What the task asks - Reproduce the records below exactly, leaving out any pictures.

Collected data entries -
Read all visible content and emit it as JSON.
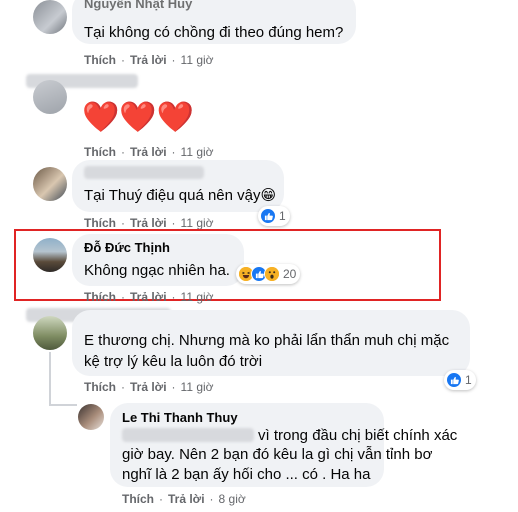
{
  "actions": {
    "like": "Thích",
    "reply": "Trả lời",
    "sep": "·"
  },
  "comments": [
    {
      "name": "Nguyễn Nhật Huy",
      "text": "Tại không có chồng đi theo đúng hem?",
      "time": "11 giờ"
    },
    {
      "name": "",
      "text": "❤️❤️❤️",
      "time": "11 giờ"
    },
    {
      "name": "",
      "text": "Tại Thuý điệu quá nên vậy😁",
      "time": "11 giờ",
      "reaction_count": "1"
    },
    {
      "name": "Đỗ Đức Thịnh",
      "text": "Không ngạc nhiên ha.",
      "time": "11 giờ",
      "reaction_count": "20"
    },
    {
      "name": "",
      "text_line1": "E thương chị. Nhưng mà ko phải lẩn thẩn muh chị mặc",
      "text_line2": "kệ trợ lý kêu la luôn đó trời",
      "time": "11 giờ",
      "reaction_count": "1"
    }
  ],
  "reply": {
    "name": "Le Thi Thanh Thuy",
    "line1_suffix": "vì trong đầu chị biết chính xác",
    "line2": "giờ bay. Nên 2 bạn đó kêu la gì chị vẫn tỉnh bơ",
    "line3": "nghĩ là 2 bạn ấy hối cho ... có . Ha ha",
    "time": "8 giờ"
  },
  "colors": {
    "bubble": "#f0f2f5",
    "highlight": "#e02424",
    "like_blue": "#1877f2",
    "haha_yellow": "#f7b125",
    "muted": "#65676b"
  }
}
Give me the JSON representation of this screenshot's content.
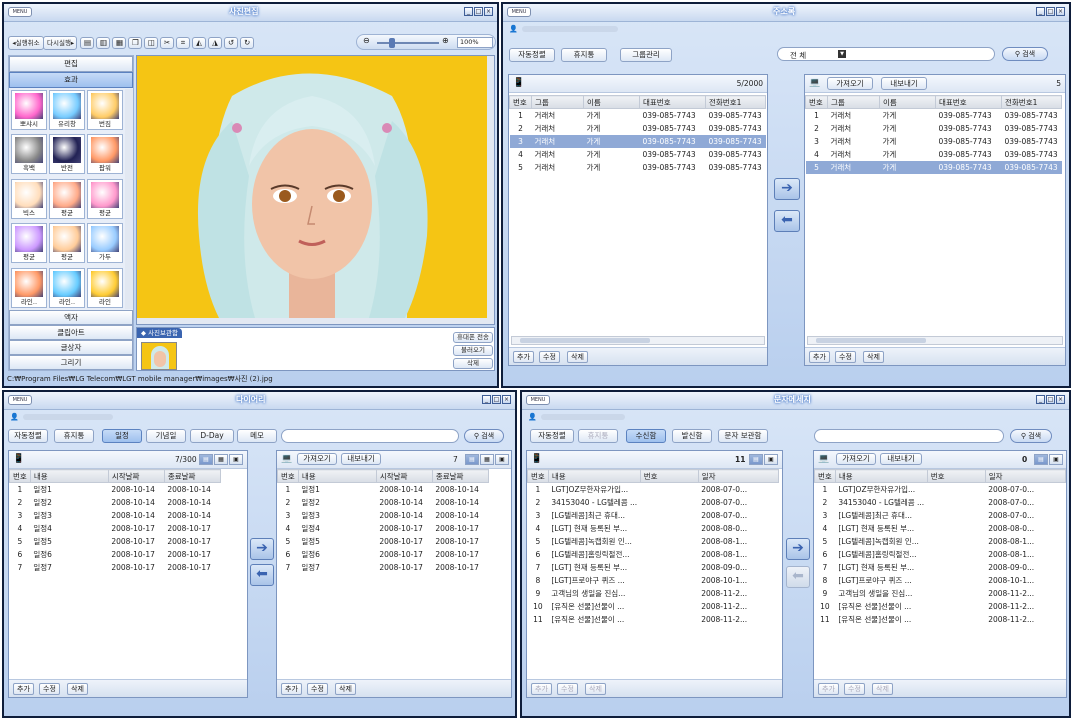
{
  "photo": {
    "title": "사진편집",
    "menu": "MENU",
    "undo": "◂실행취소",
    "redo": "다시실행▸",
    "zoom": "100%",
    "side": {
      "edit": "편집",
      "effect": "효과",
      "frame": "액자",
      "clipart": "클립아트",
      "text": "글상자",
      "draw": "그리기"
    },
    "effects": [
      "뽀샤시",
      "유리창",
      "번짐",
      "흑백",
      "반전",
      "팝워",
      "빅스",
      "평균",
      "평균",
      "평균",
      "평균",
      "가두",
      "라인..",
      "라인..",
      "라인"
    ],
    "tray_label": "◆ 사진보관함",
    "btn_send": "휴대폰 전송",
    "btn_load": "불러오기",
    "btn_delete": "삭제",
    "status": "C:₩Program Files₩LG Telecom₩LGT mobile manager₩images₩사진 (2).jpg"
  },
  "address": {
    "title": "주소록",
    "menu": "MENU",
    "btn_auto": "자동정렬",
    "btn_trash": "휴지통",
    "btn_group": "그룹관리",
    "filter": "전 체",
    "search": "검색",
    "left_count": "5/2000",
    "right_count": "5",
    "btn_import": "가져오기",
    "btn_export": "내보내기",
    "headers": [
      "번호",
      "그룹",
      "이름",
      "대표번호",
      "전화번호1"
    ],
    "rows": [
      [
        "1",
        "거래처",
        "가게",
        "039-085-7743",
        "039-085-7743"
      ],
      [
        "2",
        "거래처",
        "가게",
        "039-085-7743",
        "039-085-7743"
      ],
      [
        "3",
        "거래처",
        "가게",
        "039-085-7743",
        "039-085-7743"
      ],
      [
        "4",
        "거래처",
        "가게",
        "039-085-7743",
        "039-085-7743"
      ],
      [
        "5",
        "거래처",
        "가게",
        "039-085-7743",
        "039-085-7743"
      ]
    ],
    "add": "추가",
    "edit": "수정",
    "del": "삭제"
  },
  "diary": {
    "title": "다이어리",
    "menu": "MENU",
    "btn_auto": "자동정렬",
    "btn_trash": "휴지통",
    "tabs": [
      "일정",
      "기념일",
      "D-Day",
      "메모"
    ],
    "search": "검색",
    "left_count": "7/300",
    "right_count": "7",
    "btn_import": "가져오기",
    "btn_export": "내보내기",
    "headers": [
      "번호",
      "내용",
      "시작날짜",
      "종료날짜"
    ],
    "rows": [
      [
        "1",
        "일정1",
        "2008-10-14",
        "2008-10-14"
      ],
      [
        "2",
        "일정2",
        "2008-10-14",
        "2008-10-14"
      ],
      [
        "3",
        "일정3",
        "2008-10-14",
        "2008-10-14"
      ],
      [
        "4",
        "일정4",
        "2008-10-17",
        "2008-10-17"
      ],
      [
        "5",
        "일정5",
        "2008-10-17",
        "2008-10-17"
      ],
      [
        "6",
        "일정6",
        "2008-10-17",
        "2008-10-17"
      ],
      [
        "7",
        "일정7",
        "2008-10-17",
        "2008-10-17"
      ]
    ],
    "add": "추가",
    "edit": "수정",
    "del": "삭제"
  },
  "sms": {
    "title": "문자메세지",
    "menu": "MENU",
    "btn_auto": "자동정렬",
    "btn_trash": "휴지통",
    "tabs": [
      "수신함",
      "발신함",
      "문자 보관함"
    ],
    "search": "검색",
    "left_count": "11",
    "right_count": "0",
    "btn_import": "가져오기",
    "btn_export": "내보내기",
    "headers": [
      "번호",
      "내용",
      "번호",
      "일자"
    ],
    "rows": [
      [
        "1",
        "LGT]OZ무한자유가입...",
        "",
        "2008-07-0..."
      ],
      [
        "2",
        "34153040 - LG텔레콤 ...",
        "",
        "2008-07-0..."
      ],
      [
        "3",
        "[LG텔레콤]최근 휴대...",
        "",
        "2008-07-0..."
      ],
      [
        "4",
        "[LGT] 현재 등록된 부...",
        "",
        "2008-08-0..."
      ],
      [
        "5",
        "[LG텔레콤]녹캡회원 인...",
        "",
        "2008-08-1..."
      ],
      [
        "6",
        "[LG텔레콤]홈링릭절전...",
        "",
        "2008-08-1..."
      ],
      [
        "7",
        "[LGT] 현재 등록된 부...",
        "",
        "2008-09-0..."
      ],
      [
        "8",
        "[LGT]프로야구 퀴즈 ...",
        "",
        "2008-10-1..."
      ],
      [
        "9",
        "고객님의 생일을 진심...",
        "",
        "2008-11-2..."
      ],
      [
        "10",
        "[유직온 선물]선물이 ...",
        "",
        "2008-11-2..."
      ],
      [
        "11",
        "[유직온 선물]선물이 ...",
        "",
        "2008-11-2..."
      ]
    ],
    "add": "추가",
    "edit": "수정",
    "del": "삭제"
  }
}
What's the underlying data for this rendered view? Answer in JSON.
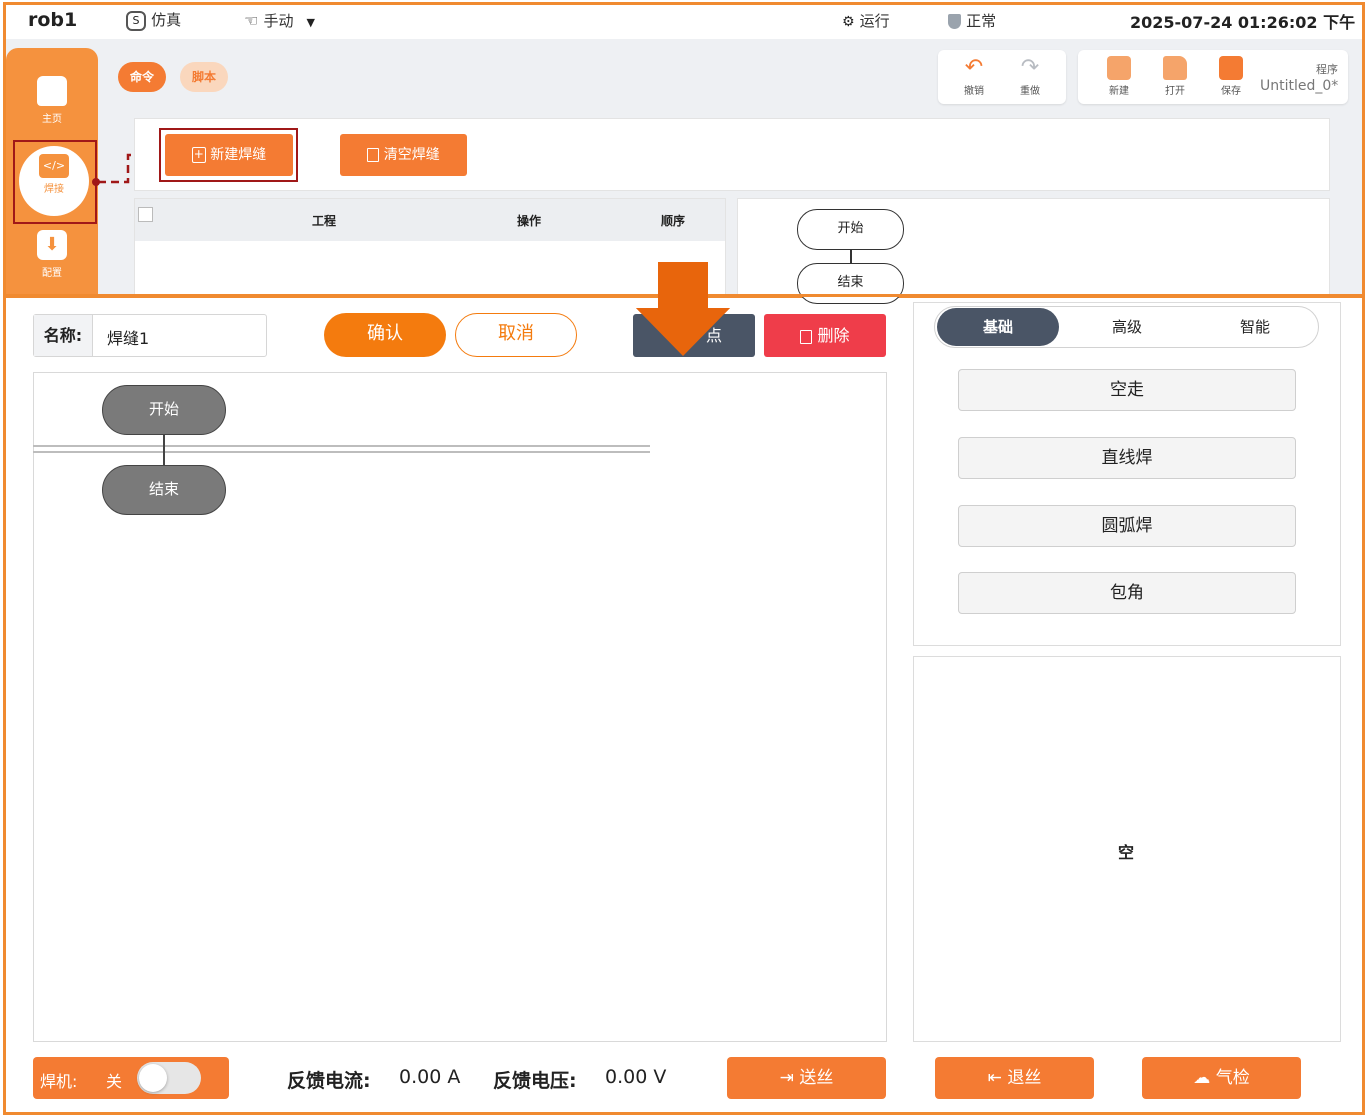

Solution below -
Read all visible content and emit it as JSON.
{
  "actions": {
    "like": "Thích",
    "reply": "Trả lời",
    "sep": "·"
  },
  "comments": [
    {
      "name": "Nguyễn Nhật Huy",
      "text": "Tại không có chồng đi theo đúng hem?",
      "time": "11 giờ"
    },
    {
      "name": "",
      "text": "❤️❤️❤️",
      "time": "11 giờ"
    },
    {
      "name": "",
      "text": "Tại Thuý điệu quá nên vậy😁",
      "time": "11 giờ",
      "reaction_count": "1"
    },
    {
      "name": "Đỗ Đức Thịnh",
      "text": "Không ngạc nhiên ha.",
      "time": "11 giờ",
      "reaction_count": "20"
    },
    {
      "name": "",
      "text_line1": "E thương chị. Nhưng mà ko phải lẩn thẩn muh chị mặc",
      "text_line2": "kệ trợ lý kêu la luôn đó trời",
      "time": "11 giờ",
      "reaction_count": "1"
    }
  ],
  "reply": {
    "name": "Le Thi Thanh Thuy",
    "line1_suffix": "vì trong đầu chị biết chính xác",
    "line2": "giờ bay. Nên 2 bạn đó kêu la gì chị vẫn tỉnh bơ",
    "line3": "nghĩ là 2 bạn ấy hối cho ... có . Ha ha",
    "time": "8 giờ"
  },
  "colors": {
    "bubble": "#f0f2f5",
    "highlight": "#e02424",
    "like_blue": "#1877f2",
    "haha_yellow": "#f7b125",
    "muted": "#65676b"
  }
}
Give me the JSON representation of this screenshot's content.
{
  "photo": {
    "title": "사진편집",
    "menu": "MENU",
    "undo": "◂실행취소",
    "redo": "다시실행▸",
    "zoom": "100%",
    "side": {
      "edit": "편집",
      "effect": "효과",
      "frame": "액자",
      "clipart": "클립아트",
      "text": "글상자",
      "draw": "그리기"
    },
    "effects": [
      "뽀샤시",
      "유리창",
      "번짐",
      "흑백",
      "반전",
      "팝워",
      "빅스",
      "평균",
      "평균",
      "평균",
      "평균",
      "가두",
      "라인..",
      "라인..",
      "라인"
    ],
    "tray_label": "◆ 사진보관함",
    "btn_send": "휴대폰 전송",
    "btn_load": "불러오기",
    "btn_delete": "삭제",
    "status": "C:₩Program Files₩LG Telecom₩LGT mobile manager₩images₩사진 (2).jpg"
  },
  "address": {
    "title": "주소록",
    "menu": "MENU",
    "btn_auto": "자동정렬",
    "btn_trash": "휴지통",
    "btn_group": "그룹관리",
    "filter": "전 체",
    "search": "검색",
    "left_count": "5/2000",
    "right_count": "5",
    "btn_import": "가져오기",
    "btn_export": "내보내기",
    "headers": [
      "번호",
      "그룹",
      "이름",
      "대표번호",
      "전화번호1"
    ],
    "rows": [
      [
        "1",
        "거래처",
        "가게",
        "039-085-7743",
        "039-085-7743"
      ],
      [
        "2",
        "거래처",
        "가게",
        "039-085-7743",
        "039-085-7743"
      ],
      [
        "3",
        "거래처",
        "가게",
        "039-085-7743",
        "039-085-7743"
      ],
      [
        "4",
        "거래처",
        "가게",
        "039-085-7743",
        "039-085-7743"
      ],
      [
        "5",
        "거래처",
        "가게",
        "039-085-7743",
        "039-085-7743"
      ]
    ],
    "add": "추가",
    "edit": "수정",
    "del": "삭제"
  },
  "diary": {
    "title": "다이어리",
    "menu": "MENU",
    "btn_auto": "자동정렬",
    "btn_trash": "휴지통",
    "tabs": [
      "일정",
      "기념일",
      "D-Day",
      "메모"
    ],
    "search": "검색",
    "left_count": "7/300",
    "right_count": "7",
    "btn_import": "가져오기",
    "btn_export": "내보내기",
    "headers": [
      "번호",
      "내용",
      "시작날짜",
      "종료날짜"
    ],
    "rows": [
      [
        "1",
        "일정1",
        "2008-10-14",
        "2008-10-14"
      ],
      [
        "2",
        "일정2",
        "2008-10-14",
        "2008-10-14"
      ],
      [
        "3",
        "일정3",
        "2008-10-14",
        "2008-10-14"
      ],
      [
        "4",
        "일정4",
        "2008-10-17",
        "2008-10-17"
      ],
      [
        "5",
        "일정5",
        "2008-10-17",
        "2008-10-17"
      ],
      [
        "6",
        "일정6",
        "2008-10-17",
        "2008-10-17"
      ],
      [
        "7",
        "일정7",
        "2008-10-17",
        "2008-10-17"
      ]
    ],
    "add": "추가",
    "edit": "수정",
    "del": "삭제"
  },
  "sms": {
    "title": "문자메세지",
    "menu": "MENU",
    "btn_auto": "자동정렬",
    "btn_trash": "휴지통",
    "tabs": [
      "수신함",
      "발신함",
      "문자 보관함"
    ],
    "search": "검색",
    "left_count": "11",
    "right_count": "0",
    "btn_import": "가져오기",
    "btn_export": "내보내기",
    "headers": [
      "번호",
      "내용",
      "번호",
      "일자"
    ],
    "rows": [
      [
        "1",
        "LGT]OZ무한자유가입...",
        "",
        "2008-07-0..."
      ],
      [
        "2",
        "34153040 - LG텔레콤 ...",
        "",
        "2008-07-0..."
      ],
      [
        "3",
        "[LG텔레콤]최근 휴대...",
        "",
        "2008-07-0..."
      ],
      [
        "4",
        "[LGT] 현재 등록된 부...",
        "",
        "2008-08-0..."
      ],
      [
        "5",
        "[LG텔레콤]녹캡회원 인...",
        "",
        "2008-08-1..."
      ],
      [
        "6",
        "[LG텔레콤]홈링릭절전...",
        "",
        "2008-08-1..."
      ],
      [
        "7",
        "[LGT] 현재 등록된 부...",
        "",
        "2008-09-0..."
      ],
      [
        "8",
        "[LGT]프로야구 퀴즈 ...",
        "",
        "2008-10-1..."
      ],
      [
        "9",
        "고객님의 생일을 진심...",
        "",
        "2008-11-2..."
      ],
      [
        "10",
        "[유직온 선물]선물이 ...",
        "",
        "2008-11-2..."
      ],
      [
        "11",
        "[유직온 선물]선물이 ...",
        "",
        "2008-11-2..."
      ]
    ],
    "add": "추가",
    "edit": "수정",
    "del": "삭제"
  }
}
What's the underlying data for this rendered view? Answer in JSON.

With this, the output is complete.